▶ [Data for processing]
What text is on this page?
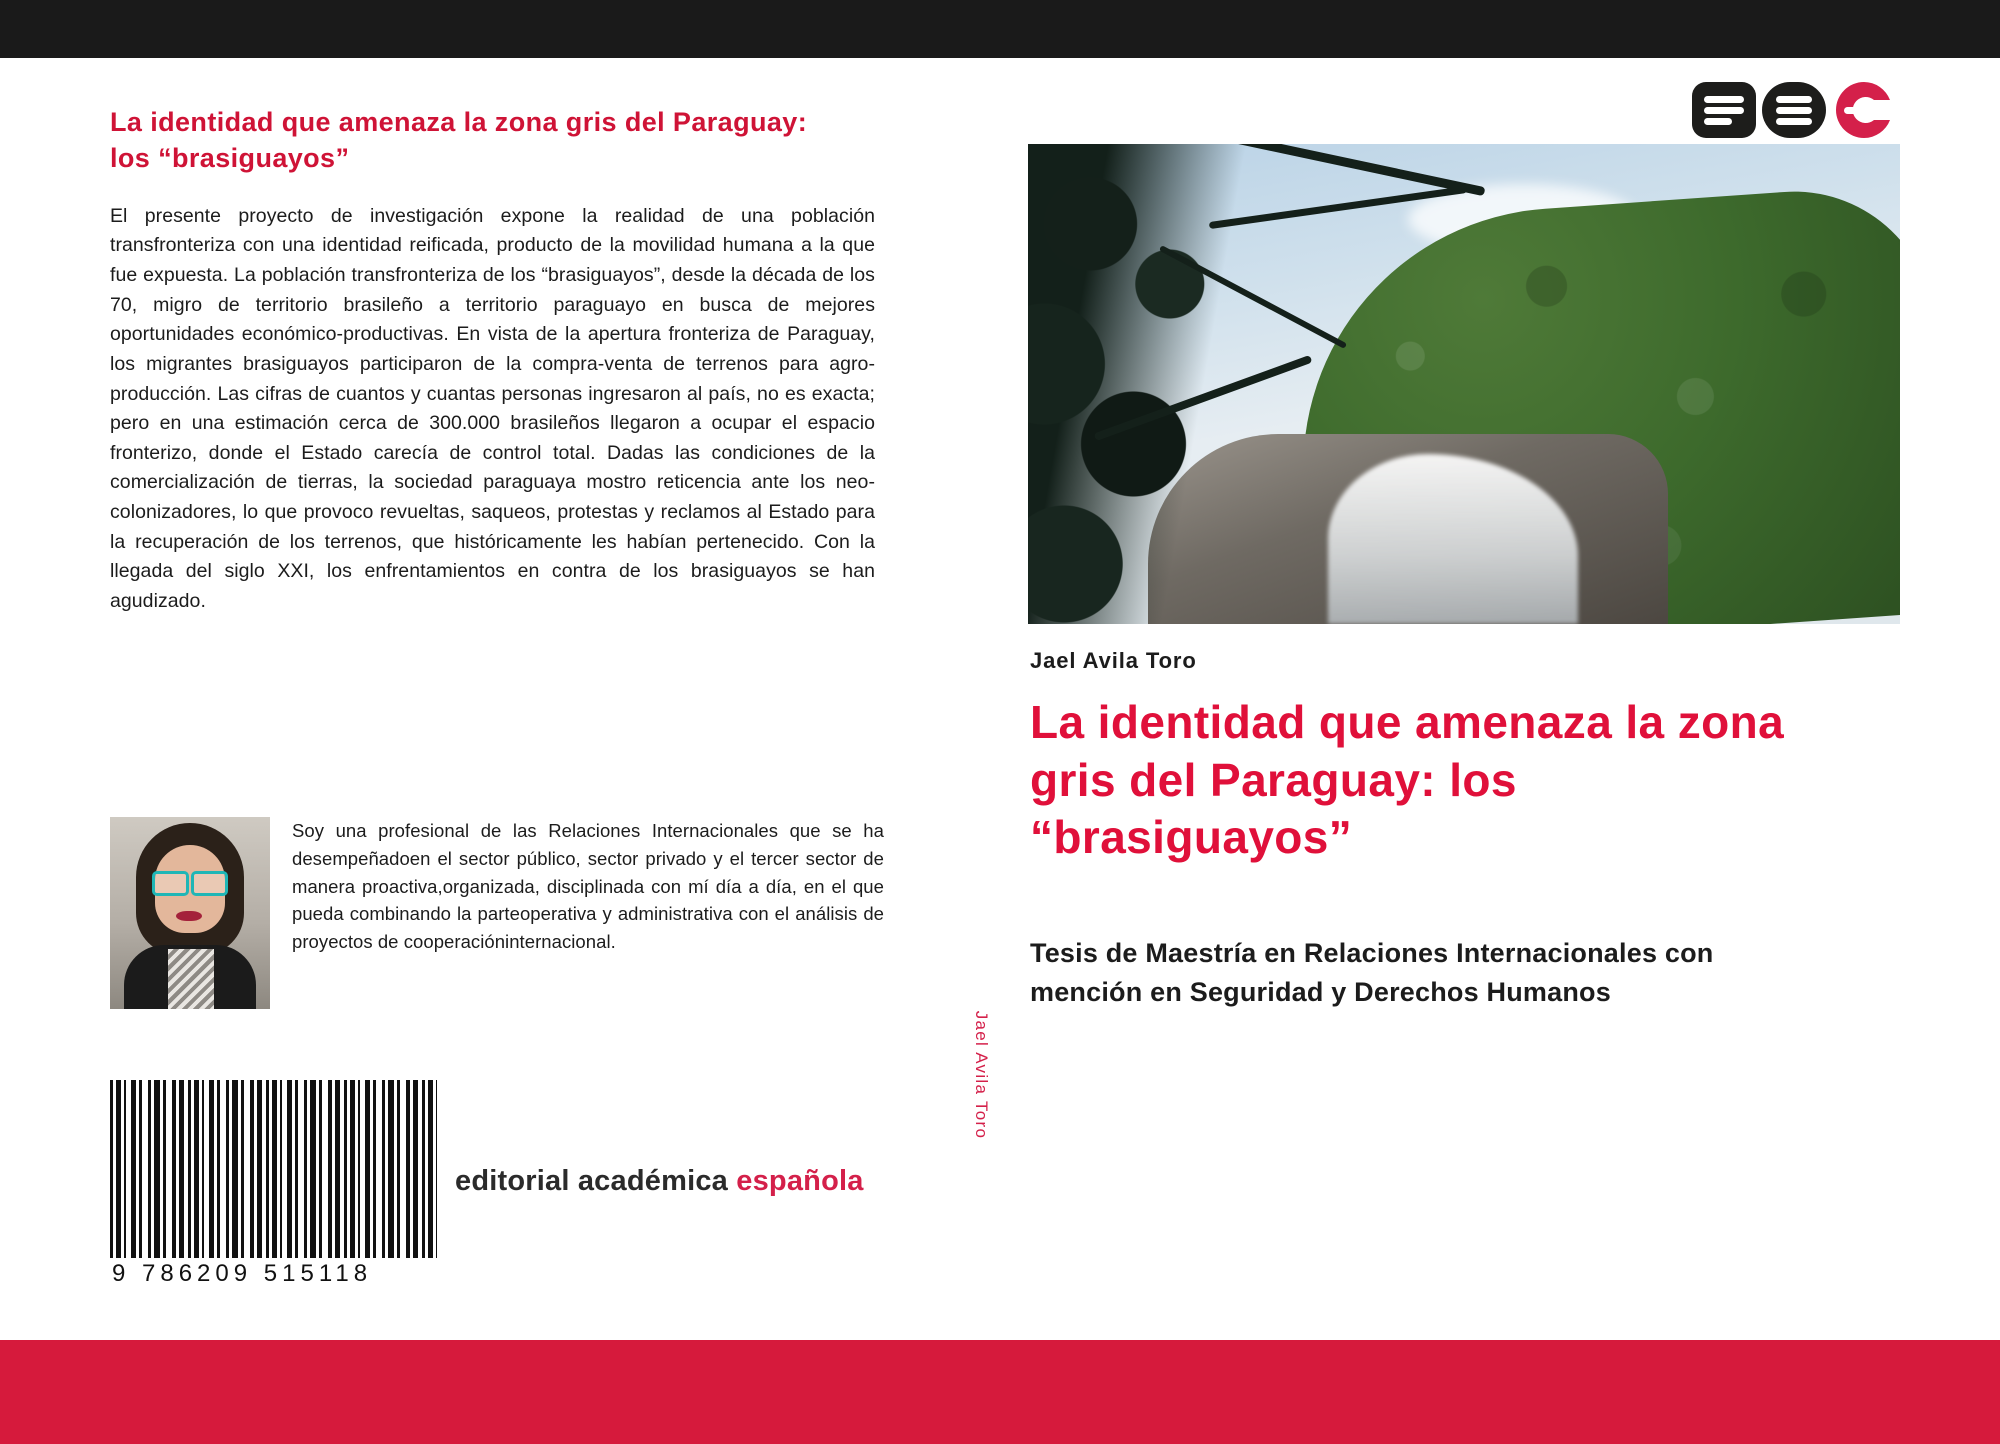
La identidad que amenaza la zona gris del Paraguay: los “brasiguayos”

El presente proyecto de investigación expone la realidad de una población transfronteriza con una identidad reificada, producto de la movilidad humana a la que fue expuesta. La población transfronteriza de los “brasiguayos”, desde la década de los 70, migro de territorio brasileño a territorio paraguayo en busca de mejores oportunidades económico-productivas. En vista de la apertura fronteriza de Paraguay, los migrantes brasiguayos participaron de la compra-venta de terrenos para agro-producción. Las cifras de cuantos y cuantas personas ingresaron al país, no es exacta; pero en una estimación cerca de 300.000 brasileños llegaron a ocupar el espacio fronterizo, donde el Estado carecía de control total. Dadas las condiciones de la comercialización de tierras, la sociedad paraguaya mostro reticencia ante los neo-colonizadores, lo que provoco revueltas, saqueos, protestas y reclamos al Estado para la recuperación de los terrenos, que históricamente les habían pertenecido. Con la llegada del siglo XXI, los enfrentamientos en contra de los brasiguayos se han agudizado.

Soy una profesional de las Relaciones Internacionales que se ha desempeñadoen el sector público, sector privado y el tercer sector de manera proactiva,organizada, disciplinada con mí día a día, en el que pueda combinando la parteoperativa y administrativa con el análisis de proyectos de cooperacióninternacional.
9 786209 515118
editorial académica española
Jael Avila Toro
Jael Avila Toro
La identidad que amenaza la zona gris del Paraguay: los “brasiguayos”
Tesis de Maestría en Relaciones Internacionales con mención en Seguridad y Derechos Humanos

▶ [Exercise brief] Quote every record above exactly, omitting any pictures they contain.

▶ [The reply]
What text is on this page?
La identidad que amenaza la zona gris del Paraguay: los “brasiguayos”

El presente proyecto de investigación expone la realidad de una población transfronteriza con una identidad reificada, producto de la movilidad humana a la que fue expuesta. La población transfronteriza de los “brasiguayos”, desde la década de los 70, migro de territorio brasileño a territorio paraguayo en busca de mejores oportunidades económico-productivas. En vista de la apertura fronteriza de Paraguay, los migrantes brasiguayos participaron de la compra-venta de terrenos para agro-producción. Las cifras de cuantos y cuantas personas ingresaron al país, no es exacta; pero en una estimación cerca de 300.000 brasileños llegaron a ocupar el espacio fronterizo, donde el Estado carecía de control total. Dadas las condiciones de la comercialización de tierras, la sociedad paraguaya mostro reticencia ante los neo-colonizadores, lo que provoco revueltas, saqueos, protestas y reclamos al Estado para la recuperación de los terrenos, que históricamente les habían pertenecido. Con la llegada del siglo XXI, los enfrentamientos en contra de los brasiguayos se han agudizado.

Soy una profesional de las Relaciones Internacionales que se ha desempeñadoen el sector público, sector privado y el tercer sector de manera proactiva,organizada, disciplinada con mí día a día, en el que pueda combinando la parteoperativa y administrativa con el análisis de proyectos de cooperacióninternacional.
9 786209 515118
editorial académica española
Jael Avila Toro
Jael Avila Toro
La identidad que amenaza la zona gris del Paraguay: los “brasiguayos”
Tesis de Maestría en Relaciones Internacionales con mención en Seguridad y Derechos Humanos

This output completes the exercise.